Prompt: Look below for the line with "Give me a plain-text". Extract that line and each one after it through the last, word for word.

::: Dataset records

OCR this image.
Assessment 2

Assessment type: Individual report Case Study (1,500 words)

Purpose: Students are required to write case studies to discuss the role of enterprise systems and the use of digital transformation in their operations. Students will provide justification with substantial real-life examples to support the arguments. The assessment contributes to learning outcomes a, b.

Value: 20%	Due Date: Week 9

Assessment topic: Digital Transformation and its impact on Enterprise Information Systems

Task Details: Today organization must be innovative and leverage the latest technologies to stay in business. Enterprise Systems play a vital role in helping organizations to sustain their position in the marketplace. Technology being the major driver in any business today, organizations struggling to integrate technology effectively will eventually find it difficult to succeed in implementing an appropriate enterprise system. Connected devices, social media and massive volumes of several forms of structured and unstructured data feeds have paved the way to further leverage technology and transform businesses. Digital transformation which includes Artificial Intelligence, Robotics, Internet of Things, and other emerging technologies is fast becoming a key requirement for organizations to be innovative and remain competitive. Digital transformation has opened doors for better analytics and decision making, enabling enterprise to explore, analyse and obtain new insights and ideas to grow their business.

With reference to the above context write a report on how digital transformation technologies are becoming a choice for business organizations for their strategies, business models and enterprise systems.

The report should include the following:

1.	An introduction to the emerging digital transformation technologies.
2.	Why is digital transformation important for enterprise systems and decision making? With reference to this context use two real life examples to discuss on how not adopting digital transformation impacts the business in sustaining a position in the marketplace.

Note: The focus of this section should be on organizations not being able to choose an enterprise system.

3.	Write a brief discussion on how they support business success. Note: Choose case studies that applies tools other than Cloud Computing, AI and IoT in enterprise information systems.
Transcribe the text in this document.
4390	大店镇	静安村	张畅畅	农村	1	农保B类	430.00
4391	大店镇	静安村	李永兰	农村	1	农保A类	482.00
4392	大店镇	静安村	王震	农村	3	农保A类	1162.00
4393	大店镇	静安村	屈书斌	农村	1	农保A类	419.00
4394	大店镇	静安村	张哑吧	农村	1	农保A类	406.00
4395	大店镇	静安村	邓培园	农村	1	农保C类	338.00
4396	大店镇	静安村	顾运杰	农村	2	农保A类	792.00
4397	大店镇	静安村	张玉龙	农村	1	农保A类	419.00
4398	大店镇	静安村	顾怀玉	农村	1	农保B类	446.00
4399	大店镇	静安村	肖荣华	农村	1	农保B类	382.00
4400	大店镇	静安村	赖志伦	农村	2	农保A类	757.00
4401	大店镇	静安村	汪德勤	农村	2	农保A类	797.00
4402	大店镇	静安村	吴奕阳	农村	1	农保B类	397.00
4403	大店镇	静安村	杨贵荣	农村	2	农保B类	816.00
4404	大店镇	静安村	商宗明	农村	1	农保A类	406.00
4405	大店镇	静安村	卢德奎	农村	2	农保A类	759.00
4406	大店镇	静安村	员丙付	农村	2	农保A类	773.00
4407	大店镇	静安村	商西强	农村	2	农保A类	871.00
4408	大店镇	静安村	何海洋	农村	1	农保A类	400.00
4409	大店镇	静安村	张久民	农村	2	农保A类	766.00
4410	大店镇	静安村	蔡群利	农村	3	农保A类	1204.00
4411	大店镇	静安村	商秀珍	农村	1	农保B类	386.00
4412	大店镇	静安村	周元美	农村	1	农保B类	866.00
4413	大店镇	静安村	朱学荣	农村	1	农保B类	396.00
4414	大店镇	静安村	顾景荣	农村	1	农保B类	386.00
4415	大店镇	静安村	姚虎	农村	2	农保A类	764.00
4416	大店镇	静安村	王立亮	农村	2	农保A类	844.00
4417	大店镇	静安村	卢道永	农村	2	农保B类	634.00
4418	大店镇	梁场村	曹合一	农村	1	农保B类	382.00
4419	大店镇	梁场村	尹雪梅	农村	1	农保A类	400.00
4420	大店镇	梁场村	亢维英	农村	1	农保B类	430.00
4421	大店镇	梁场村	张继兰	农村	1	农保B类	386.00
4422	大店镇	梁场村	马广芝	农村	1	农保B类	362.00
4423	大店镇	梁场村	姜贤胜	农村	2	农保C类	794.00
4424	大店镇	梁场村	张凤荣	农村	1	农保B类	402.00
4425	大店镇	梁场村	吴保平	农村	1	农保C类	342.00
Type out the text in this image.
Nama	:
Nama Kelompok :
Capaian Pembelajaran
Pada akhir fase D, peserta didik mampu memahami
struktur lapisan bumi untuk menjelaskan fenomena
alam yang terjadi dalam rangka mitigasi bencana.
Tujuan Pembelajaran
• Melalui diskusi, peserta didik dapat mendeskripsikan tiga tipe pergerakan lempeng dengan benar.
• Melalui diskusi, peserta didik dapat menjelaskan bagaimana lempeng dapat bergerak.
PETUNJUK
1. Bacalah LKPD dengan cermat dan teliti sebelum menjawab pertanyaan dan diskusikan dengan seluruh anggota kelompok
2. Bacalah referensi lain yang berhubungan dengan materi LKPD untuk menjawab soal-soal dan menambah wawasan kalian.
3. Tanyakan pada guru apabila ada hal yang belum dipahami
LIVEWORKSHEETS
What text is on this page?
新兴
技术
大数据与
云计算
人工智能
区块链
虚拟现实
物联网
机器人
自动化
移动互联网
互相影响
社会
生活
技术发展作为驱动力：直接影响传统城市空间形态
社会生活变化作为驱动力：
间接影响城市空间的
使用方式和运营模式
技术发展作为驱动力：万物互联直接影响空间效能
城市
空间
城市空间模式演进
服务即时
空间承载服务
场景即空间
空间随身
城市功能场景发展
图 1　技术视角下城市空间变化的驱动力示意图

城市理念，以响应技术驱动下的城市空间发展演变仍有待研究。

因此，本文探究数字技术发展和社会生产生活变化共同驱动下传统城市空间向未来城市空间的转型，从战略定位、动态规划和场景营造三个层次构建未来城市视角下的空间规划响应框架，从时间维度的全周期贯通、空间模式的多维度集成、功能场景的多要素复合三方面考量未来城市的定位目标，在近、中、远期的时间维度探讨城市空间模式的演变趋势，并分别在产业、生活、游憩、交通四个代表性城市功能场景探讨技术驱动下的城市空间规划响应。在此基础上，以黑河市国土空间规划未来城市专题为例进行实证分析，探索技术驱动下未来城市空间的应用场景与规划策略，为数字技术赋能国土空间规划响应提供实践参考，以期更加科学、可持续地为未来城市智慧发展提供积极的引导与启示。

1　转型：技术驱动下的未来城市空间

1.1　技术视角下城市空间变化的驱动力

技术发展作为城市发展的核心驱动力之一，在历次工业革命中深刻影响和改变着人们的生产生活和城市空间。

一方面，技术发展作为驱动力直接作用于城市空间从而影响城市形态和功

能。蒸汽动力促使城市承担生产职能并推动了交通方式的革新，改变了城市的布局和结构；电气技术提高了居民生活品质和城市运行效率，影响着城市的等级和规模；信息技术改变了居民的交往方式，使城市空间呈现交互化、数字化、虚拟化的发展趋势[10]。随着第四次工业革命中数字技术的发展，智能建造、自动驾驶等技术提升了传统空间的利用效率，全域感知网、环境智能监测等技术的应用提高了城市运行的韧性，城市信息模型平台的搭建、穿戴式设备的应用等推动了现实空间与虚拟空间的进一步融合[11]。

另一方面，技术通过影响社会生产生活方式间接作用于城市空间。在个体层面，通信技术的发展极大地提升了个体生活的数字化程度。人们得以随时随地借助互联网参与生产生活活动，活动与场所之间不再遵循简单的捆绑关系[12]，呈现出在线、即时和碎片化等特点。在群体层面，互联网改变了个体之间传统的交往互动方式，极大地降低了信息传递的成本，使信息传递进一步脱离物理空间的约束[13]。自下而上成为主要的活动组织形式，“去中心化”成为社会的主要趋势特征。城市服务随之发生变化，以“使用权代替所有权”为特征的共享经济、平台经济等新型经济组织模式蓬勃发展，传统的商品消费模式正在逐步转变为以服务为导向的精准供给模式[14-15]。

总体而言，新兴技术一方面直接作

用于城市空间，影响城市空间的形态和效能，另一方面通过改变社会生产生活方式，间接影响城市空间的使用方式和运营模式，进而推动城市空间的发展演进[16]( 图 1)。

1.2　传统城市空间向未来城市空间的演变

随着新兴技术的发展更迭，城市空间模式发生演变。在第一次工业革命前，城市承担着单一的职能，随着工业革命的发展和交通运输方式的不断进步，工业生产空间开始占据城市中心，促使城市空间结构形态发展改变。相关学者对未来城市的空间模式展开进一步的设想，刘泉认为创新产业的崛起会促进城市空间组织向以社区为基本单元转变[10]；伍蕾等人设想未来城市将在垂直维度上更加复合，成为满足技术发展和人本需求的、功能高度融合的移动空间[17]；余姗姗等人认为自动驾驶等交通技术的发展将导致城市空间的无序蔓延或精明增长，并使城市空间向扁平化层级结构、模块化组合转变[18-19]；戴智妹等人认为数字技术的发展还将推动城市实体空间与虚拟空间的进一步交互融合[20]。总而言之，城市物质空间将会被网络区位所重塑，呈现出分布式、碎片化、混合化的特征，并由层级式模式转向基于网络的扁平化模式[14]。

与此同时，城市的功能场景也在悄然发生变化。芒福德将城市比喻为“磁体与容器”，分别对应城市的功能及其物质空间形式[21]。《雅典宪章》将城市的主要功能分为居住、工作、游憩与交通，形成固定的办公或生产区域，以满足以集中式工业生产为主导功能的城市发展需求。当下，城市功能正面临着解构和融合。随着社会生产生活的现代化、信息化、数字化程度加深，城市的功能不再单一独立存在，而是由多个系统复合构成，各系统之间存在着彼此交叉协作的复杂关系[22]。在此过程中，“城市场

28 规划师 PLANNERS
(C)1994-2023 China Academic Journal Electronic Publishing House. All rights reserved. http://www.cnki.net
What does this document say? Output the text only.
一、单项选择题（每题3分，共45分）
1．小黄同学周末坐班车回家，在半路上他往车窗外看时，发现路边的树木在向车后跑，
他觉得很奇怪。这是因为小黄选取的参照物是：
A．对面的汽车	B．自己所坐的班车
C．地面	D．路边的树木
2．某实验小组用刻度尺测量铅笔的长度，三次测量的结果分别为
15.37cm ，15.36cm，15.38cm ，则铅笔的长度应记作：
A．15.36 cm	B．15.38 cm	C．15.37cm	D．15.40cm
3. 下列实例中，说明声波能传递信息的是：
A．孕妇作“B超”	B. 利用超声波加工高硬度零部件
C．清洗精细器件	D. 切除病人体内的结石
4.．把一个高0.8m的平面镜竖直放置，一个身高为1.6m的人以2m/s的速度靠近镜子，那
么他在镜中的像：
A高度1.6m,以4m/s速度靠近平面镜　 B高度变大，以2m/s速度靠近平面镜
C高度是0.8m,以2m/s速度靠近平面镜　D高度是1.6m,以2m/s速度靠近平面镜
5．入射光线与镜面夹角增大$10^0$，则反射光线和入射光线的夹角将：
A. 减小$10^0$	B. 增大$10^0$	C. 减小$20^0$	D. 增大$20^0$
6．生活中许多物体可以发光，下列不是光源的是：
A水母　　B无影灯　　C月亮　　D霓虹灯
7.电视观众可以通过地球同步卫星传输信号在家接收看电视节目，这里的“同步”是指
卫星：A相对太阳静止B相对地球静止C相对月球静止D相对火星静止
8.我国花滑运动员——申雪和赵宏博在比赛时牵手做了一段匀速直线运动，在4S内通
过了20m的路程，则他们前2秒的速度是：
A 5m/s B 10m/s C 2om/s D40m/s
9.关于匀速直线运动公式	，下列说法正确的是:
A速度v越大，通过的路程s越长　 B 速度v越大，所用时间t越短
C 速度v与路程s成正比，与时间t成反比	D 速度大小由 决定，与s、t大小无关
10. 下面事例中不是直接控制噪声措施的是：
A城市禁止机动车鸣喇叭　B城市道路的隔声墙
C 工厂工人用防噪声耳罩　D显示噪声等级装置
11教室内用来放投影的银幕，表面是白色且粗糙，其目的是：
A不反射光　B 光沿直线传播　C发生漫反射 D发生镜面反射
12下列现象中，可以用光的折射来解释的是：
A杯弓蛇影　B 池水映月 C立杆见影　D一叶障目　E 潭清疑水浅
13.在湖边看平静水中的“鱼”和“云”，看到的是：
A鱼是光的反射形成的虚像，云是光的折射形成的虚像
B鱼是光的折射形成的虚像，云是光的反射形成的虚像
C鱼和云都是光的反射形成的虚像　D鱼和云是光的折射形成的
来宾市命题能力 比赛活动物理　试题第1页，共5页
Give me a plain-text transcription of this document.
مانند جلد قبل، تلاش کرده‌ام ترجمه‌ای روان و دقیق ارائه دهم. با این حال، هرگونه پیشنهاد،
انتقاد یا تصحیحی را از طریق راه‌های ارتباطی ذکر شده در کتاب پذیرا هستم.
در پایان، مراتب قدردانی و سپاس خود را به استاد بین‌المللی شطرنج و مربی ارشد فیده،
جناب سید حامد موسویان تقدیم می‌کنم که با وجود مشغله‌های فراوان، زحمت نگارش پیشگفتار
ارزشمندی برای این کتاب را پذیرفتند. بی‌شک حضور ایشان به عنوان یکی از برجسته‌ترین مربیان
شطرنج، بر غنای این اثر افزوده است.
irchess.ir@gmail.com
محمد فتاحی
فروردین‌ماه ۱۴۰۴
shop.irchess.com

::::::

Reply to the exercise:
Give me a plain-text transcription of this document.
مانند جلد قبل، تلاش کرده‌ام ترجمه‌ای روان و دقیق ارائه دهم. با این حال، هرگونه پیشنهاد،
انتقاد یا تصحیحی را از طریق راه‌های ارتباطی ذکر شده در کتاب پذیرا هستم.
در پایان، مراتب قدردانی و سپاس خود را به استاد بین‌المللی شطرنج و مربی ارشد فیده،
جناب سید حامد موسویان تقدیم می‌کنم که با وجود مشغله‌های فراوان، زحمت نگارش پیشگفتار
ارزشمندی برای این کتاب را پذیرفتند. بی‌شک حضور ایشان به عنوان یکی از برجسته‌ترین مربیان
شطرنج، بر غنای این اثر افزوده است.
irchess.ir@gmail.com
محمد فتاحی
فروردین‌ماه ۱۴۰۴
shop.irchess.com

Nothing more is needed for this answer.